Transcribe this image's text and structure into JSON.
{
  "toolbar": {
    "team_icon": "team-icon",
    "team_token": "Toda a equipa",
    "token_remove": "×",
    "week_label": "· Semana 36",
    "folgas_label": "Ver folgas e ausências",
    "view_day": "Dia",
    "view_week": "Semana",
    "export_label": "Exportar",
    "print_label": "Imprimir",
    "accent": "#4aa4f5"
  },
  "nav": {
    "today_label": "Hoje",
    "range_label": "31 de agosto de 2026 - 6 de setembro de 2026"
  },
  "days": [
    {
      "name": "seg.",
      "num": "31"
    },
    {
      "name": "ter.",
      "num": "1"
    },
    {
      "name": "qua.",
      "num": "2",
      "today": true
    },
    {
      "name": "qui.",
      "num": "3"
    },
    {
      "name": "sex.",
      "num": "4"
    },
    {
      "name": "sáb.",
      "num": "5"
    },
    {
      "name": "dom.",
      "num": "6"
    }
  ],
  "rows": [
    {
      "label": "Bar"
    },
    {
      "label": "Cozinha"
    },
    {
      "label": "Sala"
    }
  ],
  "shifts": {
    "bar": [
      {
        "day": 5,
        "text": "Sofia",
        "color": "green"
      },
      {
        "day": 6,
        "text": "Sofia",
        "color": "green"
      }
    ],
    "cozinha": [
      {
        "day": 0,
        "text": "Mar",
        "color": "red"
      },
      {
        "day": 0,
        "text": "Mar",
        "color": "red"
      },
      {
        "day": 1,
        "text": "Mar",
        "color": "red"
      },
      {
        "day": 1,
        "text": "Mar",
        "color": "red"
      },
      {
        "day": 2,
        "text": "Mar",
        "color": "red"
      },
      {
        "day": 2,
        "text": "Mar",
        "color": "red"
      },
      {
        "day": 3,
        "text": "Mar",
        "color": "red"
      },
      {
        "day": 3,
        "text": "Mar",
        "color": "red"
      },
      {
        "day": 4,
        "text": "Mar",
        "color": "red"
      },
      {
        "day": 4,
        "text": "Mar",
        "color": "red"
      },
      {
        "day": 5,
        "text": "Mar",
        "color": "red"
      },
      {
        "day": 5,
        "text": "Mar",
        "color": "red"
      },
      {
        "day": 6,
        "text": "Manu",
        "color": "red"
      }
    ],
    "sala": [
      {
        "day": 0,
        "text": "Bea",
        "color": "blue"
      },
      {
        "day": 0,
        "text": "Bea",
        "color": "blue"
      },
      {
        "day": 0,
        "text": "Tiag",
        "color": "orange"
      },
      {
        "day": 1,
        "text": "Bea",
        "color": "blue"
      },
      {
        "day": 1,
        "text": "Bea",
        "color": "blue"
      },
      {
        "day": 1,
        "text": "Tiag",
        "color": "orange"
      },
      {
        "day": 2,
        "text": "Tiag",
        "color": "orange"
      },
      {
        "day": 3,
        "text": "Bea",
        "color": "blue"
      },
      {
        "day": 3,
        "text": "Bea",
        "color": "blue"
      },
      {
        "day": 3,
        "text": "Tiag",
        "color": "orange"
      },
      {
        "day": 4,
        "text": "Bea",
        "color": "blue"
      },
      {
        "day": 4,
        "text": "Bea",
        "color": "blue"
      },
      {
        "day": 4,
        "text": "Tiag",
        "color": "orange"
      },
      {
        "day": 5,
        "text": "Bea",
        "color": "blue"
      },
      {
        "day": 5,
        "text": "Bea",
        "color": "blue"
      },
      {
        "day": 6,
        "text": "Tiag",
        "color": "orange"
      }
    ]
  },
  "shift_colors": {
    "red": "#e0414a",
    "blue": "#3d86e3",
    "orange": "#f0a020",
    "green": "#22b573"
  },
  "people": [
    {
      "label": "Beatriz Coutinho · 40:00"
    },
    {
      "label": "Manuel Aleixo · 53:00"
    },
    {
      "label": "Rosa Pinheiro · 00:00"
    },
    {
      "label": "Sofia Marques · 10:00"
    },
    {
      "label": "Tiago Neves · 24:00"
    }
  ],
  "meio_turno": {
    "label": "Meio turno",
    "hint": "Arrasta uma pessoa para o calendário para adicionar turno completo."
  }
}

**YOUR INSTRUCTIONS**
Extract all of the material exactly as it is written.

**RESPONSE FOR THIS EXERCISE**
Transcribe this image's text and structure into JSON.
{
  "toolbar": {
    "team_icon": "team-icon",
    "team_token": "Toda a equipa",
    "token_remove": "×",
    "week_label": "· Semana 36",
    "folgas_label": "Ver folgas e ausências",
    "view_day": "Dia",
    "view_week": "Semana",
    "export_label": "Exportar",
    "print_label": "Imprimir",
    "accent": "#4aa4f5"
  },
  "nav": {
    "today_label": "Hoje",
    "range_label": "31 de agosto de 2026 - 6 de setembro de 2026"
  },
  "days": [
    {
      "name": "seg.",
      "num": "31"
    },
    {
      "name": "ter.",
      "num": "1"
    },
    {
      "name": "qua.",
      "num": "2",
      "today": true
    },
    {
      "name": "qui.",
      "num": "3"
    },
    {
      "name": "sex.",
      "num": "4"
    },
    {
      "name": "sáb.",
      "num": "5"
    },
    {
      "name": "dom.",
      "num": "6"
    }
  ],
  "rows": [
    {
      "label": "Bar"
    },
    {
      "label": "Cozinha"
    },
    {
      "label": "Sala"
    }
  ],
  "shifts": {
    "bar": [
      {
        "day": 5,
        "text": "Sofia",
        "color": "green"
      },
      {
        "day": 6,
        "text": "Sofia",
        "color": "green"
      }
    ],
    "cozinha": [
      {
        "day": 0,
        "text": "Mar",
        "color": "red"
      },
      {
        "day": 0,
        "text": "Mar",
        "color": "red"
      },
      {
        "day": 1,
        "text": "Mar",
        "color": "red"
      },
      {
        "day": 1,
        "text": "Mar",
        "color": "red"
      },
      {
        "day": 2,
        "text": "Mar",
        "color": "red"
      },
      {
        "day": 2,
        "text": "Mar",
        "color": "red"
      },
      {
        "day": 3,
        "text": "Mar",
        "color": "red"
      },
      {
        "day": 3,
        "text": "Mar",
        "color": "red"
      },
      {
        "day": 4,
        "text": "Mar",
        "color": "red"
      },
      {
        "day": 4,
        "text": "Mar",
        "color": "red"
      },
      {
        "day": 5,
        "text": "Mar",
        "color": "red"
      },
      {
        "day": 5,
        "text": "Mar",
        "color": "red"
      },
      {
        "day": 6,
        "text": "Manu",
        "color": "red"
      }
    ],
    "sala": [
      {
        "day": 0,
        "text": "Bea",
        "color": "blue"
      },
      {
        "day": 0,
        "text": "Bea",
        "color": "blue"
      },
      {
        "day": 0,
        "text": "Tiag",
        "color": "orange"
      },
      {
        "day": 1,
        "text": "Bea",
        "color": "blue"
      },
      {
        "day": 1,
        "text": "Bea",
        "color": "blue"
      },
      {
        "day": 1,
        "text": "Tiag",
        "color": "orange"
      },
      {
        "day": 2,
        "text": "Tiag",
        "color": "orange"
      },
      {
        "day": 3,
        "text": "Bea",
        "color": "blue"
      },
      {
        "day": 3,
        "text": "Bea",
        "color": "blue"
      },
      {
        "day": 3,
        "text": "Tiag",
        "color": "orange"
      },
      {
        "day": 4,
        "text": "Bea",
        "color": "blue"
      },
      {
        "day": 4,
        "text": "Bea",
        "color": "blue"
      },
      {
        "day": 4,
        "text": "Tiag",
        "color": "orange"
      },
      {
        "day": 5,
        "text": "Bea",
        "color": "blue"
      },
      {
        "day": 5,
        "text": "Bea",
        "color": "blue"
      },
      {
        "day": 6,
        "text": "Tiag",
        "color": "orange"
      }
    ]
  },
  "shift_colors": {
    "red": "#e0414a",
    "blue": "#3d86e3",
    "orange": "#f0a020",
    "green": "#22b573"
  },
  "people": [
    {
      "label": "Beatriz Coutinho · 40:00"
    },
    {
      "label": "Manuel Aleixo · 53:00"
    },
    {
      "label": "Rosa Pinheiro · 00:00"
    },
    {
      "label": "Sofia Marques · 10:00"
    },
    {
      "label": "Tiago Neves · 24:00"
    }
  ],
  "meio_turno": {
    "label": "Meio turno",
    "hint": "Arrasta uma pessoa para o calendário para adicionar turno completo."
  }
}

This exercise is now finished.